== TASK INPUT ==
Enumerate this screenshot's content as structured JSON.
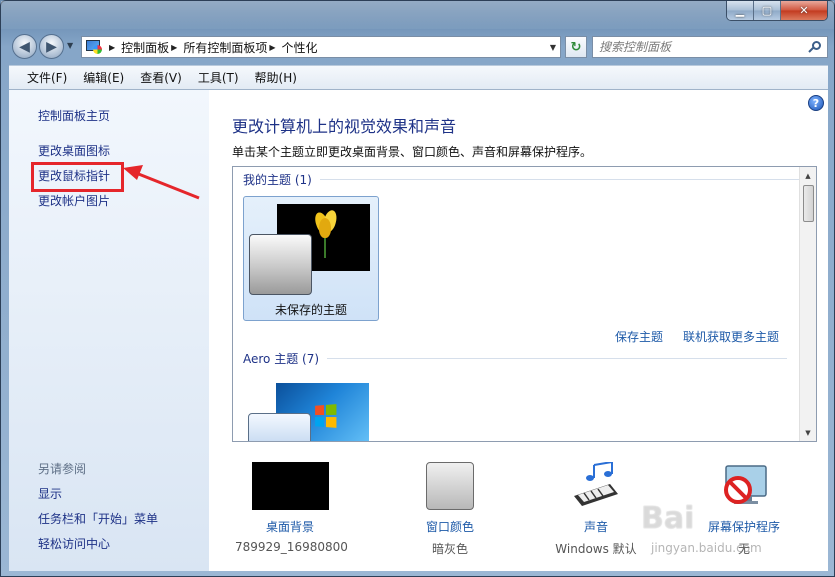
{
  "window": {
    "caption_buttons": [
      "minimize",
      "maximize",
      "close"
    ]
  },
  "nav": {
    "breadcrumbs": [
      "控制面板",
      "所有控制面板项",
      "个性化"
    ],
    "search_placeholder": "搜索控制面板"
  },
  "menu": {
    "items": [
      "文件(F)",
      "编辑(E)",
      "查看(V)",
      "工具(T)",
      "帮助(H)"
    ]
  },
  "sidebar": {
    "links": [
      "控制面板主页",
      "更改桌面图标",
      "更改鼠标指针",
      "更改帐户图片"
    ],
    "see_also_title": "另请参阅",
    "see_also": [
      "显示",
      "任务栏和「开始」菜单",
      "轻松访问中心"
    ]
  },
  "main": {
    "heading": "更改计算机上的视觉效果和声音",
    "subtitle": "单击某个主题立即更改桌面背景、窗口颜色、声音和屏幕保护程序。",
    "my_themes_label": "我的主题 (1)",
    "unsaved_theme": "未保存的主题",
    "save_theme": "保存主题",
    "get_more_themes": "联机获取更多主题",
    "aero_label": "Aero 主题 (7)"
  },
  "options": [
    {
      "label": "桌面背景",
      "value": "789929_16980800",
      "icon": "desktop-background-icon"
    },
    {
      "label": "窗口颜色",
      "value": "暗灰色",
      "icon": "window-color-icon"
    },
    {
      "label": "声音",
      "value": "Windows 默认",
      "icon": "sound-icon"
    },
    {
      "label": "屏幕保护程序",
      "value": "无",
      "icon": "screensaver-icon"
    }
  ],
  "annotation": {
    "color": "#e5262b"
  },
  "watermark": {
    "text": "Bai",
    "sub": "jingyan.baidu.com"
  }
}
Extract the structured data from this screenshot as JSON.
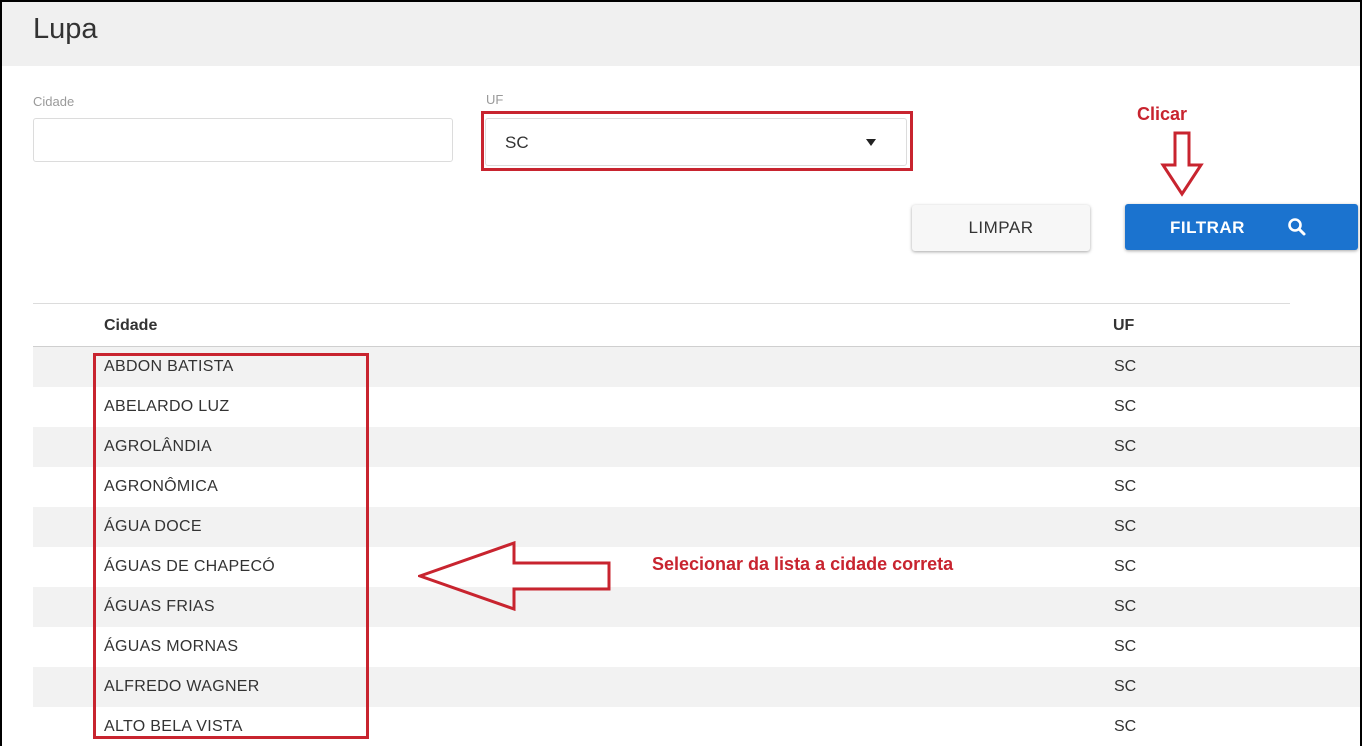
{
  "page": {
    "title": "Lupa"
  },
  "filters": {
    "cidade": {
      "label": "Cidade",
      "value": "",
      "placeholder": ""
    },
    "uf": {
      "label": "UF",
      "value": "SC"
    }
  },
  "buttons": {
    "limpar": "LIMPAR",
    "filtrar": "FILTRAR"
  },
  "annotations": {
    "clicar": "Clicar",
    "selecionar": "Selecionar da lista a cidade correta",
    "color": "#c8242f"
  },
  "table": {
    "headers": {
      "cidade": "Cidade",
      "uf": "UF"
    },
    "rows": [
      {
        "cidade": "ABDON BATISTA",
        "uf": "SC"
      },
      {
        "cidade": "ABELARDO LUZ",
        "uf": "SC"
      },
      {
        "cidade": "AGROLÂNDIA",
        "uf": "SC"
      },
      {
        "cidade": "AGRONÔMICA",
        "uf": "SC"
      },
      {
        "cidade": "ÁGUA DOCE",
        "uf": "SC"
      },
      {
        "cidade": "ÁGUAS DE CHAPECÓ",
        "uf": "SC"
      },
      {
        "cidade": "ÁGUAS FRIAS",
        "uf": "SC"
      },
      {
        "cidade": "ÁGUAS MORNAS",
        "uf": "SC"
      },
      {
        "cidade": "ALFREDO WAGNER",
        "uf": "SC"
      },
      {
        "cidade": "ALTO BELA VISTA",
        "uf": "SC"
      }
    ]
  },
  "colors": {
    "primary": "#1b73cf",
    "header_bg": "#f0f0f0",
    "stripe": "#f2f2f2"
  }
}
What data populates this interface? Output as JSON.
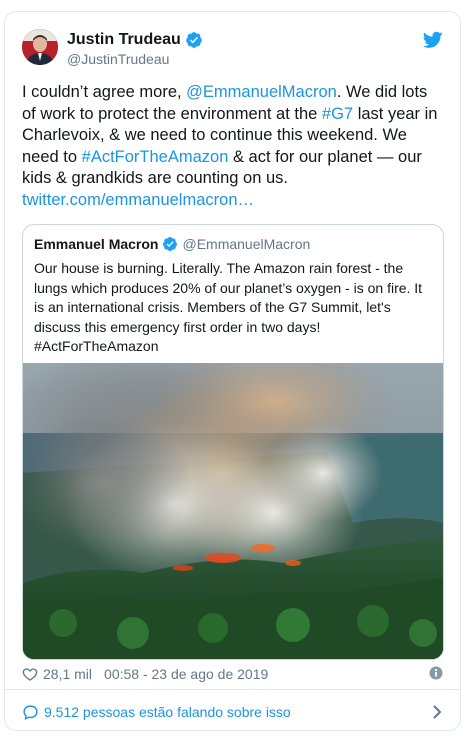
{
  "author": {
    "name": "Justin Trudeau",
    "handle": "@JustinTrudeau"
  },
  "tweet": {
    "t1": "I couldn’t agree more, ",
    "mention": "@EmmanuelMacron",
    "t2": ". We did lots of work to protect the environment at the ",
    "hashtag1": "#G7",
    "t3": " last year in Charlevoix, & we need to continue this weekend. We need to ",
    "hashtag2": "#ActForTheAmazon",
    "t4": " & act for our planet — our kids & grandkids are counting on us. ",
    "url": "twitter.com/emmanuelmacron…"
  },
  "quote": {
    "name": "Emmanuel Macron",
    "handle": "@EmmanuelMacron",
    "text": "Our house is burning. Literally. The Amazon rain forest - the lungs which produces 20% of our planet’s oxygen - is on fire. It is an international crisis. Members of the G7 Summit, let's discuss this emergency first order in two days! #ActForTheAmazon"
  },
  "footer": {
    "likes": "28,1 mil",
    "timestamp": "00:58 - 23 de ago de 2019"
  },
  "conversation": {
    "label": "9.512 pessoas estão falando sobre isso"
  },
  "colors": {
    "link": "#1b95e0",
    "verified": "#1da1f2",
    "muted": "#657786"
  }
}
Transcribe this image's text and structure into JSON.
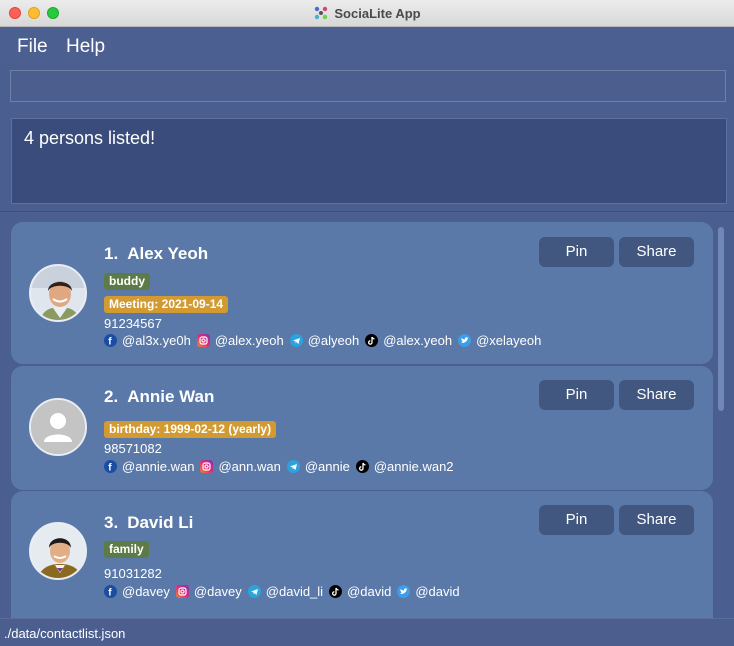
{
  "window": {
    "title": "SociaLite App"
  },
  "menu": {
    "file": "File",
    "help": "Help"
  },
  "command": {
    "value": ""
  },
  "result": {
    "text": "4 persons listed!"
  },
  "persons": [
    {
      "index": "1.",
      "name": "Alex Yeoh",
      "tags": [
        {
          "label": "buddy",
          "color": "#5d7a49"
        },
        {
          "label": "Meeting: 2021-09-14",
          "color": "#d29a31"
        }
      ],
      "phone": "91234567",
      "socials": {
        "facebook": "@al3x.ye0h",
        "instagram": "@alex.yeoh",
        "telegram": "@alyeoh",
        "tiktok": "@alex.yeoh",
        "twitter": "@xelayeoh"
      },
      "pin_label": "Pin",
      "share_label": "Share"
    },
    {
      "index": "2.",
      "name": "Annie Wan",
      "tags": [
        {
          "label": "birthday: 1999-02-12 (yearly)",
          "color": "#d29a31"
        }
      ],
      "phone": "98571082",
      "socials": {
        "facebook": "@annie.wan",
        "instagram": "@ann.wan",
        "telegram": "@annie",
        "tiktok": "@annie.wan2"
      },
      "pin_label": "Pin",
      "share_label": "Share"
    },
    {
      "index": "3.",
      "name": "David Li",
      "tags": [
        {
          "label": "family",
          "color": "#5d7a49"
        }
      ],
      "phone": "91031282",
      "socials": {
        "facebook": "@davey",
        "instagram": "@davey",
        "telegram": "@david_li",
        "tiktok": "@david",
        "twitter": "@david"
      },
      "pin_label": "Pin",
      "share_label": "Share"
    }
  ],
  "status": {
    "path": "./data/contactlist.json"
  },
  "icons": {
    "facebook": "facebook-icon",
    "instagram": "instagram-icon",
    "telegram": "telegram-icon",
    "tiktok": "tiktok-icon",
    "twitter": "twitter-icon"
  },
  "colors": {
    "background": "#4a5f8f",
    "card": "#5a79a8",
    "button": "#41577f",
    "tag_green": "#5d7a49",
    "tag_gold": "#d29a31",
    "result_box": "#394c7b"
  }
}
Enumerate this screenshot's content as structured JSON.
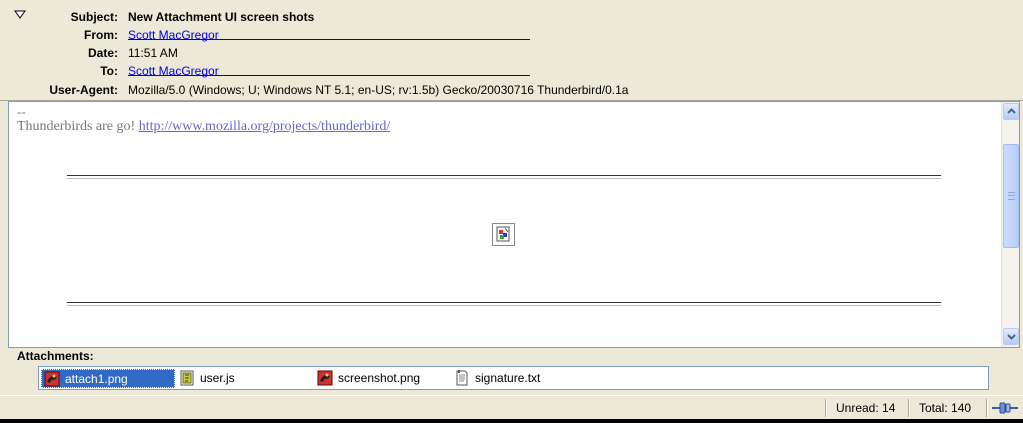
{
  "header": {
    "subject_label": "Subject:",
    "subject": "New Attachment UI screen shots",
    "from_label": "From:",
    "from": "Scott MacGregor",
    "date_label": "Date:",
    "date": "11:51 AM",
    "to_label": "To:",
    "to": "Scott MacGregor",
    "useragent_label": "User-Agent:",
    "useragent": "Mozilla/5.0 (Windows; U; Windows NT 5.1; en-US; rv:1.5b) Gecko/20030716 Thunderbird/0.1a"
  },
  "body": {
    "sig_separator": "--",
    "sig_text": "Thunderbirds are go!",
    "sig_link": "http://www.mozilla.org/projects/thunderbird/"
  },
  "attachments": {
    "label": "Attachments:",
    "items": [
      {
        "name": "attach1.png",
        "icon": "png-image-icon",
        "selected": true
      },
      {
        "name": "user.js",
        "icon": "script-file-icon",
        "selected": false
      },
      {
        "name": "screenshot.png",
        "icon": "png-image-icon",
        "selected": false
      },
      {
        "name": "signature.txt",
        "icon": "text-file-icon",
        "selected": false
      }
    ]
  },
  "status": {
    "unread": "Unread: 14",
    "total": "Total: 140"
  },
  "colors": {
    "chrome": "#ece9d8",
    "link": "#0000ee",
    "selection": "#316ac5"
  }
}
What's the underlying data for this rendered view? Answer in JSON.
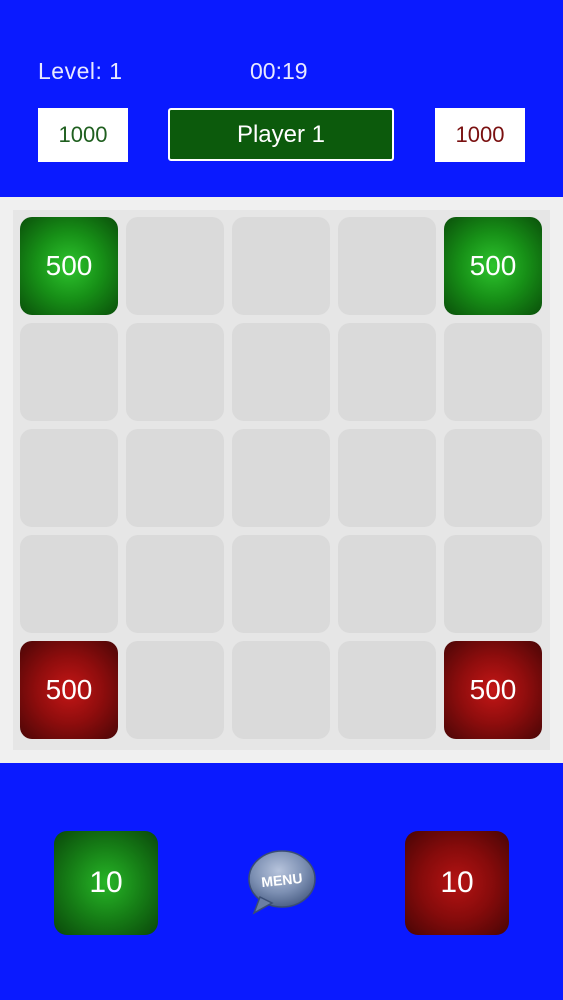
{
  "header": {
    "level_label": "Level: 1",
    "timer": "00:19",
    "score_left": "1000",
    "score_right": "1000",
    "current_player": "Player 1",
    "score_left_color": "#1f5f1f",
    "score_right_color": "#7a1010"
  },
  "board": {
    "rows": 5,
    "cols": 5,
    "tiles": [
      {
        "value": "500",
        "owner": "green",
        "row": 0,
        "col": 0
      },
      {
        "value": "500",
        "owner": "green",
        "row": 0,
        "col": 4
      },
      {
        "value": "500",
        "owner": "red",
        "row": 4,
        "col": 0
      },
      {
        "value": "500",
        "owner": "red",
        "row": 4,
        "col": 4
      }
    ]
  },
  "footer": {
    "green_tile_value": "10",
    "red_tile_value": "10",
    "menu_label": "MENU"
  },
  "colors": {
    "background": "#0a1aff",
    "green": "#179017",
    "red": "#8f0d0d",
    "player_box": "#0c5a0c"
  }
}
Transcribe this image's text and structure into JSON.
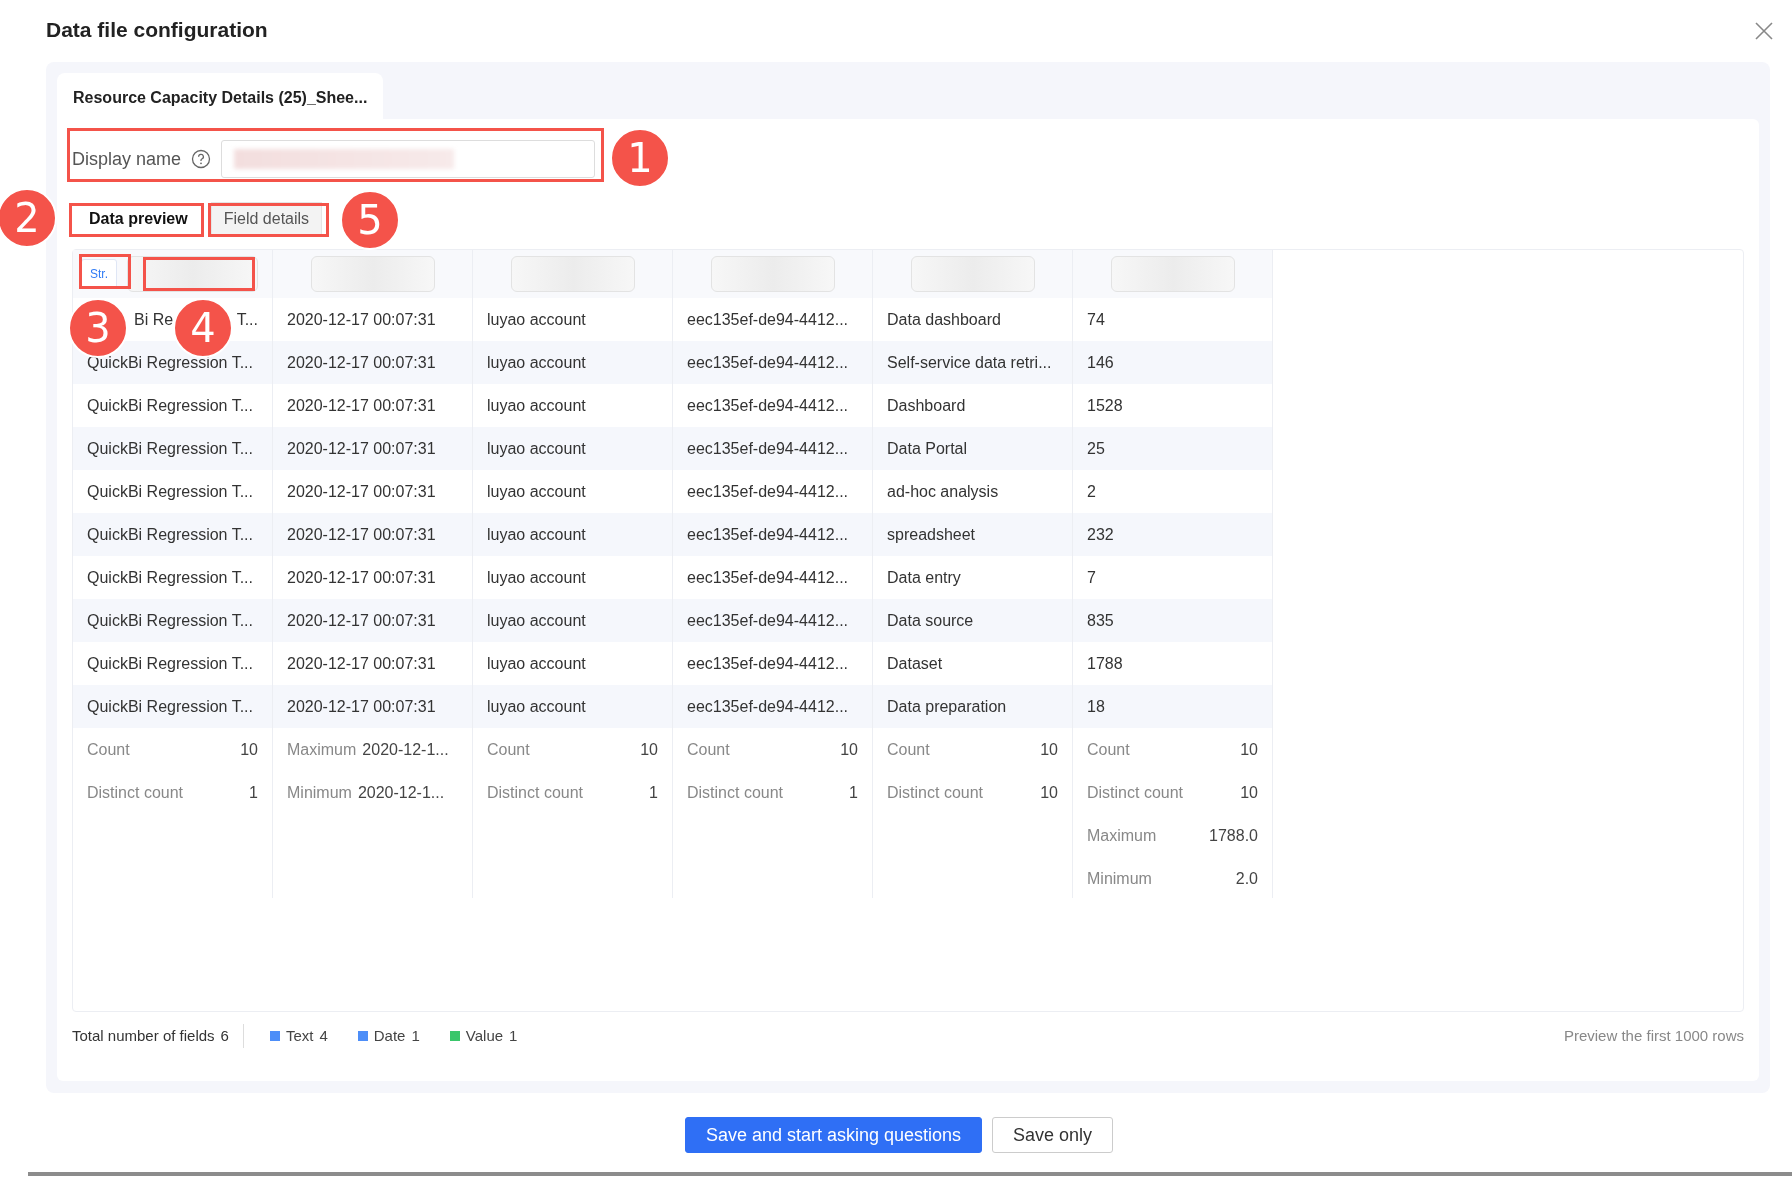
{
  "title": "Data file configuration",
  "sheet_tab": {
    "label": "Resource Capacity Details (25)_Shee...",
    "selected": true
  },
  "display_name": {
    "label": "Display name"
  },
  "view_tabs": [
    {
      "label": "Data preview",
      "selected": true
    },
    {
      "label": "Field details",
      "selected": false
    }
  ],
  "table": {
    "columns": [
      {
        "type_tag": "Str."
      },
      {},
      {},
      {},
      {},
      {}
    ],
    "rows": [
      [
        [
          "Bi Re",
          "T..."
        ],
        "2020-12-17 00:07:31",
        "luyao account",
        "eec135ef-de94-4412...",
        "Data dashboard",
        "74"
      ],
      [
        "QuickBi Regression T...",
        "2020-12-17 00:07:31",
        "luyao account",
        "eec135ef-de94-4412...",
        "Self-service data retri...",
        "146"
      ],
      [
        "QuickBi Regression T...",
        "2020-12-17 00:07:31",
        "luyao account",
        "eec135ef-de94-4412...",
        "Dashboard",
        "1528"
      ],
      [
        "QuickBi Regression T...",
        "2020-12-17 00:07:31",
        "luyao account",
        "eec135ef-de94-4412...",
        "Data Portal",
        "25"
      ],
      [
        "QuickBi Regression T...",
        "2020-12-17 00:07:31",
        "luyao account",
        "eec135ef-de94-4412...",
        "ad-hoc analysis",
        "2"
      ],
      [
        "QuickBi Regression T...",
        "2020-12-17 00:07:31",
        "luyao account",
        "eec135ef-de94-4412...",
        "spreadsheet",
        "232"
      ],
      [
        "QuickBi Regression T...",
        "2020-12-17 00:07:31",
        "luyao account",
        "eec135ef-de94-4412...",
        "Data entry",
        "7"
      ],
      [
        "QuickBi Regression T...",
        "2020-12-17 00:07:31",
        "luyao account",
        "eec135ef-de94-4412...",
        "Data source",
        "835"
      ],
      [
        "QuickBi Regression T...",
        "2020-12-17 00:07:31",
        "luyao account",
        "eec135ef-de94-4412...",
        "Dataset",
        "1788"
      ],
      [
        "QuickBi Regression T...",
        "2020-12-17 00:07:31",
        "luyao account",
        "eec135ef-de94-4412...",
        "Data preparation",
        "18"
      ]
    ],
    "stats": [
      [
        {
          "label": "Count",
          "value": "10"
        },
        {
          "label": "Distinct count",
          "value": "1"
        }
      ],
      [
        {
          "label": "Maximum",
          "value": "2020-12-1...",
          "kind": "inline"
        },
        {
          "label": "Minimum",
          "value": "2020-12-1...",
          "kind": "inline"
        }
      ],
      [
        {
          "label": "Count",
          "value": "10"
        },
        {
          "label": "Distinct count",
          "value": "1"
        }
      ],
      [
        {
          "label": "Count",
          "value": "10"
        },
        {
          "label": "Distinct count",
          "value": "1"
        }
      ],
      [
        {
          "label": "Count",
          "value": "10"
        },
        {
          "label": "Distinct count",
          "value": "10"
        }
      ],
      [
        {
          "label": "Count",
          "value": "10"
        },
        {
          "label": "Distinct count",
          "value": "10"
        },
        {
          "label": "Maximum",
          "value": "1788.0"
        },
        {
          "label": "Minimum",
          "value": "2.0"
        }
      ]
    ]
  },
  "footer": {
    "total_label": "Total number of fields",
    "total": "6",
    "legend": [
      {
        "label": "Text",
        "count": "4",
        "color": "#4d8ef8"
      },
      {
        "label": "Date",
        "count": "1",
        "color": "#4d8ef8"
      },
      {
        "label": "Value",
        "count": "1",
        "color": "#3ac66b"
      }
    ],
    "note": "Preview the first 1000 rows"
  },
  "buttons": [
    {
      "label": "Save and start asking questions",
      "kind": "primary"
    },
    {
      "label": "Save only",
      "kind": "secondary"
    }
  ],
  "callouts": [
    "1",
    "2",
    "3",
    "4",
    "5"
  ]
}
===
■ PROBLEM ■
Go over the records above line by line and count those holding the word "first". Reply only with the number.

■ WRITTEN SOLUTION ■
2